**What this task involves:** Find each line containing the string "wymiana" and return it.

**Supplied material:**
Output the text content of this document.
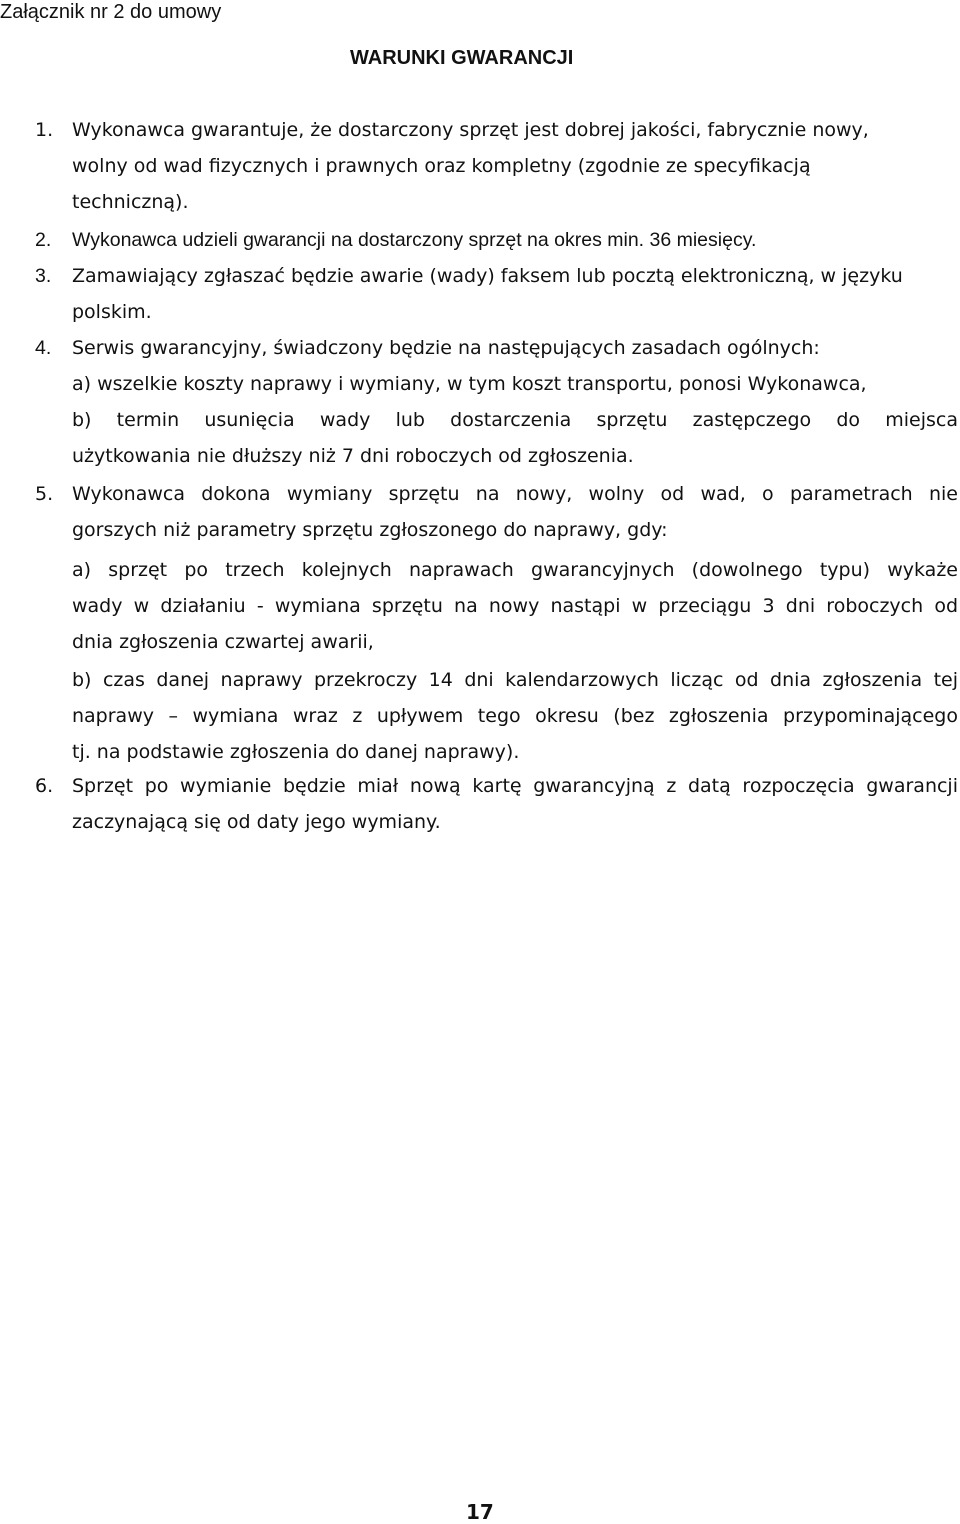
Załącznik nr 2 do umowy
WARUNKI GWARANCJI
1. Wykonawca gwarantuje, że dostarczony sprzęt jest dobrej jakości, fabrycznie nowy,
wolny od wad fizycznych i prawnych oraz kompletny (zgodnie ze specyfikacją
techniczną).
2. Wykonawca udzieli gwarancji na dostarczony sprzęt na okres min. 36 miesięcy.
3. Zamawiający zgłaszać będzie awarie (wady) faksem lub pocztą elektroniczną, w języku
polskim.
4. Serwis gwarancyjny, świadczony będzie na następujących zasadach ogólnych:
a) wszelkie koszty naprawy i wymiany, w tym koszt transportu, ponosi Wykonawca,
b) termin usunięcia wady lub dostarczenia sprzętu zastępczego do miejsca
użytkowania nie dłuższy niż 7 dni roboczych od zgłoszenia.
5. Wykonawca dokona wymiany sprzętu na nowy, wolny od wad, o parametrach nie
gorszych niż parametry sprzętu zgłoszonego do naprawy, gdy:
a) sprzęt po trzech kolejnych naprawach gwarancyjnych (dowolnego typu) wykaże
wady w działaniu - wymiana sprzętu na nowy nastąpi w przeciągu 3 dni roboczych od
dnia zgłoszenia czwartej awarii,
b) czas danej naprawy przekroczy 14 dni kalendarzowych licząc od dnia zgłoszenia tej
naprawy – wymiana wraz z upływem tego okresu (bez zgłoszenia przypominającego
tj. na podstawie zgłoszenia do danej naprawy).
6. Sprzęt po wymianie będzie miał nową kartę gwarancyjną z datą rozpoczęcia gwarancji
zaczynającą się od daty jego wymiany.
17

**Correct answer:**
wady w działaniu - wymiana sprzętu na nowy nastąpi w przeciągu 3 dni roboczych od
naprawy – wymiana wraz z upływem tego okresu (bez zgłoszenia przypominającego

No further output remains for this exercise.